WHAT IS NEEDED: Reproduce the rows below verbatim, line for line.
--- Start of DATA IN THIS EXERCISE ---
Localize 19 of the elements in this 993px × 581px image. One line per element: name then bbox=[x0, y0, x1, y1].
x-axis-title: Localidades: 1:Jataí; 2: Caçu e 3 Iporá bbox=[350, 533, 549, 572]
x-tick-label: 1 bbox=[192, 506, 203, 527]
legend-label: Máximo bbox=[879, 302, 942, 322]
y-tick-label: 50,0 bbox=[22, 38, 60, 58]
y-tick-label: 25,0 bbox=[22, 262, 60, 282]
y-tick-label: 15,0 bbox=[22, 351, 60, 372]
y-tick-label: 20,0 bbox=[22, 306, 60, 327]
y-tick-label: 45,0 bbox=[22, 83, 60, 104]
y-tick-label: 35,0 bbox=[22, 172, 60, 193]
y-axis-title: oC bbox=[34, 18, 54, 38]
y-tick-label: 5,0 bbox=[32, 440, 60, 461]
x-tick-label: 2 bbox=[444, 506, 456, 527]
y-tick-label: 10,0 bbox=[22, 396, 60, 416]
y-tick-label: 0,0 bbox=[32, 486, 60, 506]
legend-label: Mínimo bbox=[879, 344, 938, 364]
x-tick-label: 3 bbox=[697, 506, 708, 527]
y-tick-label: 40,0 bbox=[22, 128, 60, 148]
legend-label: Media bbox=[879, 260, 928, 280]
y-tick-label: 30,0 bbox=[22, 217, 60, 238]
--- End of DATA IN THIS EXERCISE ---
WRITTEN RESPONSE:
Localize 19 of the elements in this 993px × 581px image. One line per element: name then bbox=[x0, y0, x1, y1].
x-axis-title: Localidades: 1:Jataí; 2: Caçu e 3 Iporá bbox=[350, 533, 549, 572]
x-tick-label: 1 bbox=[192, 506, 203, 527]
legend-label: Máximo bbox=[879, 302, 942, 322]
y-tick-label: 50,0 bbox=[22, 38, 60, 58]
y-tick-label: 25,0 bbox=[22, 262, 60, 282]
y-tick-label: 15,0 bbox=[22, 351, 60, 372]
y-tick-label: 20,0 bbox=[22, 306, 60, 327]
y-tick-label: 45,0 bbox=[22, 83, 60, 104]
y-tick-label: 35,0 bbox=[22, 172, 60, 193]
y-axis-title: oC bbox=[34, 18, 54, 38]
y-tick-label: 5,0 bbox=[32, 440, 60, 461]
x-tick-label: 2 bbox=[444, 506, 456, 527]
y-tick-label: 10,0 bbox=[22, 396, 60, 416]
y-tick-label: 0,0 bbox=[32, 486, 60, 506]
legend-label: Mínimo bbox=[879, 344, 938, 364]
x-tick-label: 3 bbox=[697, 506, 708, 527]
y-tick-label: 40,0 bbox=[22, 128, 60, 148]
legend-label: Media bbox=[879, 260, 928, 280]
y-tick-label: 30,0 bbox=[22, 217, 60, 238]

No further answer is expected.